- PROVIDED ENTRIES
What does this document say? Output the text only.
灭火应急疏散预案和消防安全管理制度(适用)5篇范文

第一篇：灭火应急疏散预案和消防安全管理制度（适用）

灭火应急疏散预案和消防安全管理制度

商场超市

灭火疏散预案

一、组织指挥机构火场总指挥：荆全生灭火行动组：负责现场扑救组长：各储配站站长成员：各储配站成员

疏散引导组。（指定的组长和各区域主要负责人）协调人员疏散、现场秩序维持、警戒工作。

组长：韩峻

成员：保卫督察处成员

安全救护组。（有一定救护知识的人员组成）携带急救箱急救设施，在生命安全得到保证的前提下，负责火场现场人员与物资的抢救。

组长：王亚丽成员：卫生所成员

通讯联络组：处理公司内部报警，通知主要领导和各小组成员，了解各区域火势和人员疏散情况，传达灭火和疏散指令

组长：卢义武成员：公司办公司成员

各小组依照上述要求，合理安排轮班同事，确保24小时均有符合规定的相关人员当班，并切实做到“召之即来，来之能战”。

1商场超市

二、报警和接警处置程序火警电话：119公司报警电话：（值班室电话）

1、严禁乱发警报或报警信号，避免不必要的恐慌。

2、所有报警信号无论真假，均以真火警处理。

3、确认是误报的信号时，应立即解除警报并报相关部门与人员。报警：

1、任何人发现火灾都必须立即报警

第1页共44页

- WHAT IS EXPECTED
Every record shown above should be written out again exactly.

- WRITTEN REPLY
What does this document say? Output the text only.
灭火应急疏散预案和消防安全管理制度(适用)5篇范文

第一篇：灭火应急疏散预案和消防安全管理制度（适用）

灭火应急疏散预案和消防安全管理制度

商场超市

灭火疏散预案

一、组织指挥机构火场总指挥：荆全生灭火行动组：负责现场扑救组长：各储配站站长成员：各储配站成员

疏散引导组。（指定的组长和各区域主要负责人）协调人员疏散、现场秩序维持、警戒工作。

组长：韩峻

成员：保卫督察处成员

安全救护组。（有一定救护知识的人员组成）携带急救箱急救设施，在生命安全得到保证的前提下，负责火场现场人员与物资的抢救。

组长：王亚丽成员：卫生所成员

通讯联络组：处理公司内部报警，通知主要领导和各小组成员，了解各区域火势和人员疏散情况，传达灭火和疏散指令

组长：卢义武成员：公司办公司成员

各小组依照上述要求，合理安排轮班同事，确保24小时均有符合规定的相关人员当班，并切实做到“召之即来，来之能战”。

1商场超市

二、报警和接警处置程序火警电话：119公司报警电话：（值班室电话）

1、严禁乱发警报或报警信号，避免不必要的恐慌。

2、所有报警信号无论真假，均以真火警处理。

3、确认是误报的信号时，应立即解除警报并报相关部门与人员。报警：

1、任何人发现火灾都必须立即报警

第1页共44页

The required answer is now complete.